(Data items)
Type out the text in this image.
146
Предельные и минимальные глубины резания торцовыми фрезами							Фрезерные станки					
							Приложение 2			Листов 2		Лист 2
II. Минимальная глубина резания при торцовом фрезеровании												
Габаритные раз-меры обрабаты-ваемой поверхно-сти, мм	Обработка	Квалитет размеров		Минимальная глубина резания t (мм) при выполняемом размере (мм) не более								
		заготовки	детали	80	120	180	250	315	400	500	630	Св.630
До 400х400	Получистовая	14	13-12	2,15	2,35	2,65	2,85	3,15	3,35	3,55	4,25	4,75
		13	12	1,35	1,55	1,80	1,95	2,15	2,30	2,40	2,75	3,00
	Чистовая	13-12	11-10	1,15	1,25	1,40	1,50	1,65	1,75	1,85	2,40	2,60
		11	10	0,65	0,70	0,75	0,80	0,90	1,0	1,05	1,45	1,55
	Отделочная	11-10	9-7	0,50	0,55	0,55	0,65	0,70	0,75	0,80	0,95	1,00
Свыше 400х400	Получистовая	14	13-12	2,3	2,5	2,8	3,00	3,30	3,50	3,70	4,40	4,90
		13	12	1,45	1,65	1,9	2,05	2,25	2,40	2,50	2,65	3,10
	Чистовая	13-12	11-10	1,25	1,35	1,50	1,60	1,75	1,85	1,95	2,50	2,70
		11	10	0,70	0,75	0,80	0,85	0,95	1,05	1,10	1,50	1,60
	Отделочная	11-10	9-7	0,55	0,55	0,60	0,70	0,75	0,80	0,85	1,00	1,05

▶ _Task_
Every entry needs to be retyped exactly.

▶ _Problem solution_
Type out the text in this image.
146
Предельные и минимальные глубины резания торцовыми фрезами							Фрезерные станки					
							Приложение 2			Листов 2		Лист 2
II. Минимальная глубина резания при торцовом фрезеровании												
Габаритные раз-меры обрабаты-ваемой поверхно-сти, мм	Обработка	Квалитет размеров		Минимальная глубина резания t (мм) при выполняемом размере (мм) не более								
		заготовки	детали	80	120	180	250	315	400	500	630	Св.630
До 400х400	Получистовая	14	13-12	2,15	2,35	2,65	2,85	3,15	3,35	3,55	4,25	4,75
		13	12	1,35	1,55	1,80	1,95	2,15	2,30	2,40	2,75	3,00
	Чистовая	13-12	11-10	1,15	1,25	1,40	1,50	1,65	1,75	1,85	2,40	2,60
		11	10	0,65	0,70	0,75	0,80	0,90	1,0	1,05	1,45	1,55
	Отделочная	11-10	9-7	0,50	0,55	0,55	0,65	0,70	0,75	0,80	0,95	1,00
Свыше 400х400	Получистовая	14	13-12	2,3	2,5	2,8	3,00	3,30	3,50	3,70	4,40	4,90
		13	12	1,45	1,65	1,9	2,05	2,25	2,40	2,50	2,65	3,10
	Чистовая	13-12	11-10	1,25	1,35	1,50	1,60	1,75	1,85	1,95	2,50	2,70
		11	10	0,70	0,75	0,80	0,85	0,95	1,05	1,10	1,50	1,60
	Отделочная	11-10	9-7	0,55	0,55	0,60	0,70	0,75	0,80	0,85	1,00	1,05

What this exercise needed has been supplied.